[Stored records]
※ ※ ※

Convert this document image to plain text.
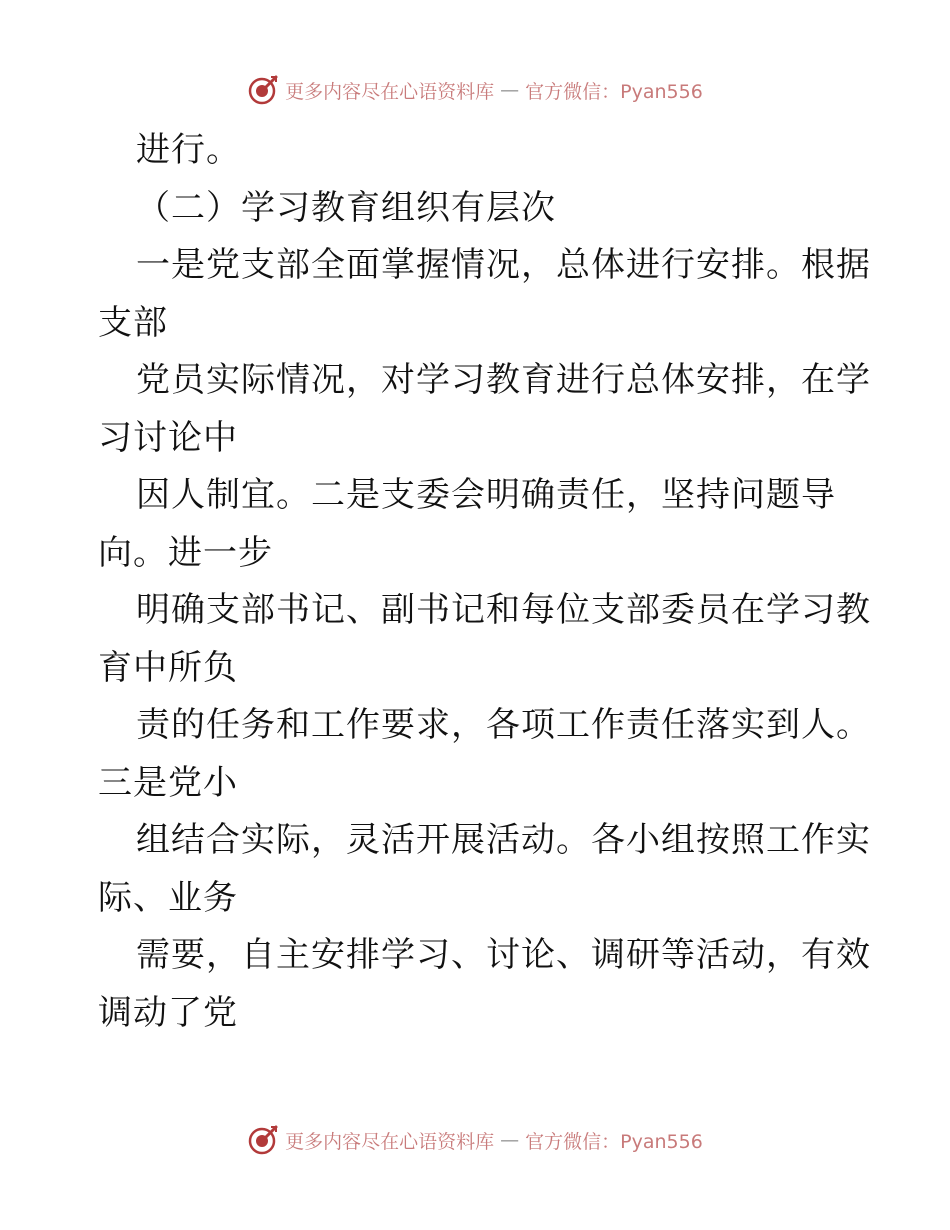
更多内容尽在心语资料库 — 官方微信：Pyan556
进行。
（二）学习教育组织有层次
一是党支部全面掌握情况，总体进行安排。根据
支部
党员实际情况，对学习教育进行总体安排，在学
习讨论中
因人制宜。二是支委会明确责任，坚持问题导
向。进一步
明确支部书记、副书记和每位支部委员在学习教
育中所负
责的任务和工作要求，各项工作责任落实到人。
三是党小
组结合实际，灵活开展活动。各小组按照工作实
际、业务
需要，自主安排学习、讨论、调研等活动，有效
调动了党
更多内容尽在心语资料库 — 官方微信：Pyan556
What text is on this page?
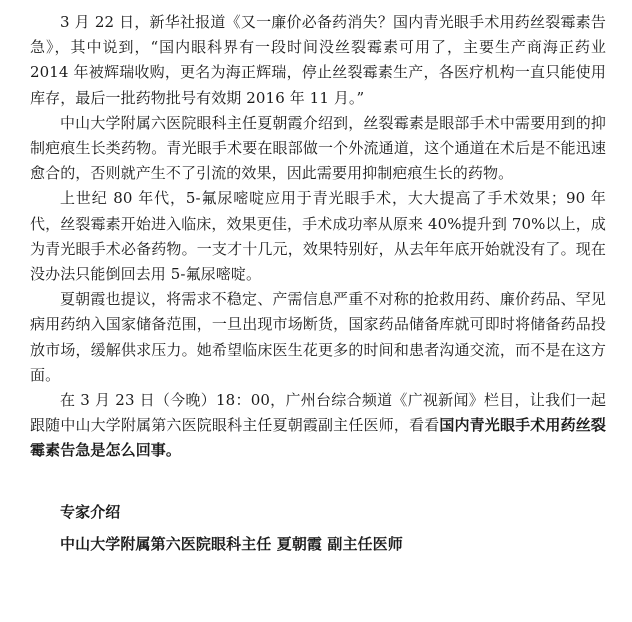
3 月 22 日，新华社报道《又一廉价必备药消失？国内青光眼手术用药丝裂霉素告急》，其中说到，“国内眼科界有一段时间没丝裂霉素可用了，主要生产商海正药业 2014 年被辉瑞收购，更名为海正辉瑞，停止丝裂霉素生产，各医疗机构一直只能使用库存，最后一批药物批号有效期 2016 年 11 月。”

中山大学附属六医院眼科主任夏朝霞介绍到，丝裂霉素是眼部手术中需要用到的抑制疤痕生长类药物。青光眼手术要在眼部做一个外流通道，这个通道在术后是不能迅速愈合的，否则就产生不了引流的效果，因此需要用抑制疤痕生长的药物。

上世纪 80 年代，5-氟尿嘧啶应用于青光眼手术，大大提高了手术效果；90 年代，丝裂霉素开始进入临床，效果更佳，手术成功率从原来 40%提升到 70%以上，成为青光眼手术必备药物。一支才十几元，效果特别好，从去年年底开始就没有了。现在没办法只能倒回去用 5-氟尿嘧啶。

夏朝霞也提议，将需求不稳定、产需信息严重不对称的抢救用药、廉价药品、罕见病用药纳入国家储备范围，一旦出现市场断货，国家药品储备库就可即时将储备药品投放市场，缓解供求压力。她希望临床医生花更多的时间和患者沟通交流，而不是在这方面。

在 3 月 23 日（今晚）18：00，广州台综合频道《广视新闻》栏目，让我们一起跟随中山大学附属第六医院眼科主任夏朝霞副主任医师，看看国内青光眼手术用药丝裂霉素告急是怎么回事。

专家介绍

中山大学附属第六医院眼科主任 夏朝霞 副主任医师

※ ※ ※

Look through the records and gather each line with the word "this".

▶ Finished answer:
Convert this document image to plain text.
What text is on this page?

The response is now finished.